_Goal of the exercise_: Give every line of the material again, exactly as written.
** Start Supplied information **
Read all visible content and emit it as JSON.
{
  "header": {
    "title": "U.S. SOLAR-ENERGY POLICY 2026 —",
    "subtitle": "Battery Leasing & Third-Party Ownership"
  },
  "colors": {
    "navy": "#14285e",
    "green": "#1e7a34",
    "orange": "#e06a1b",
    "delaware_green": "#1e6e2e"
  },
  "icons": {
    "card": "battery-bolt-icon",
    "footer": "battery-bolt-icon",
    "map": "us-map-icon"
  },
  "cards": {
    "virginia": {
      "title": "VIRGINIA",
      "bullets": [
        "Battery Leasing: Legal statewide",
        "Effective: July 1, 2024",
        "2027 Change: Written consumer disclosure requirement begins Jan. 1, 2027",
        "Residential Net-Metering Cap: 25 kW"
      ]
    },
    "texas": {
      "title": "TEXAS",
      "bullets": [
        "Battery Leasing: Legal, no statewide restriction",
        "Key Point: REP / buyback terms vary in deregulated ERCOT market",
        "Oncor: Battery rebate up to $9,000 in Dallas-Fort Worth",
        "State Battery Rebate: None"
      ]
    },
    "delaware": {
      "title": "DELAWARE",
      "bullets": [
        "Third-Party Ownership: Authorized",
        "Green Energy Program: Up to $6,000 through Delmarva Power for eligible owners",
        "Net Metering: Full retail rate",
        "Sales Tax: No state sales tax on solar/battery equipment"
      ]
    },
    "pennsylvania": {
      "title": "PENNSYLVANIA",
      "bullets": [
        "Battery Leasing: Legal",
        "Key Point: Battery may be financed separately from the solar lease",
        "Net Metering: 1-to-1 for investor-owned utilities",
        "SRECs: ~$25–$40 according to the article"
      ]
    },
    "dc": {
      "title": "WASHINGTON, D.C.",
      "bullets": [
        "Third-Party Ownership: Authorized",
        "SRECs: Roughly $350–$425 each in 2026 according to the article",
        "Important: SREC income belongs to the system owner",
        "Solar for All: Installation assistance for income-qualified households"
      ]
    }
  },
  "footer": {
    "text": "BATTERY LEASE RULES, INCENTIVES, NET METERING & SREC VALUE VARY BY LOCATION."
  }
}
** End Supplied information **
_Exercise response_:
Read all visible content and emit it as JSON.
{
  "header": {
    "title": "U.S. SOLAR-ENERGY POLICY 2026 —",
    "subtitle": "Battery Leasing & Third-Party Ownership"
  },
  "colors": {
    "navy": "#14285e",
    "green": "#1e7a34",
    "orange": "#e06a1b",
    "delaware_green": "#1e6e2e"
  },
  "icons": {
    "card": "battery-bolt-icon",
    "footer": "battery-bolt-icon",
    "map": "us-map-icon"
  },
  "cards": {
    "virginia": {
      "title": "VIRGINIA",
      "bullets": [
        "Battery Leasing: Legal statewide",
        "Effective: July 1, 2024",
        "2027 Change: Written consumer disclosure requirement begins Jan. 1, 2027",
        "Residential Net-Metering Cap: 25 kW"
      ]
    },
    "texas": {
      "title": "TEXAS",
      "bullets": [
        "Battery Leasing: Legal, no statewide restriction",
        "Key Point: REP / buyback terms vary in deregulated ERCOT market",
        "Oncor: Battery rebate up to $9,000 in Dallas-Fort Worth",
        "State Battery Rebate: None"
      ]
    },
    "delaware": {
      "title": "DELAWARE",
      "bullets": [
        "Third-Party Ownership: Authorized",
        "Green Energy Program: Up to $6,000 through Delmarva Power for eligible owners",
        "Net Metering: Full retail rate",
        "Sales Tax: No state sales tax on solar/battery equipment"
      ]
    },
    "pennsylvania": {
      "title": "PENNSYLVANIA",
      "bullets": [
        "Battery Leasing: Legal",
        "Key Point: Battery may be financed separately from the solar lease",
        "Net Metering: 1-to-1 for investor-owned utilities",
        "SRECs: ~$25–$40 according to the article"
      ]
    },
    "dc": {
      "title": "WASHINGTON, D.C.",
      "bullets": [
        "Third-Party Ownership: Authorized",
        "SRECs: Roughly $350–$425 each in 2026 according to the article",
        "Important: SREC income belongs to the system owner",
        "Solar for All: Installation assistance for income-qualified households"
      ]
    }
  },
  "footer": {
    "text": "BATTERY LEASE RULES, INCENTIVES, NET METERING & SREC VALUE VARY BY LOCATION."
  }
}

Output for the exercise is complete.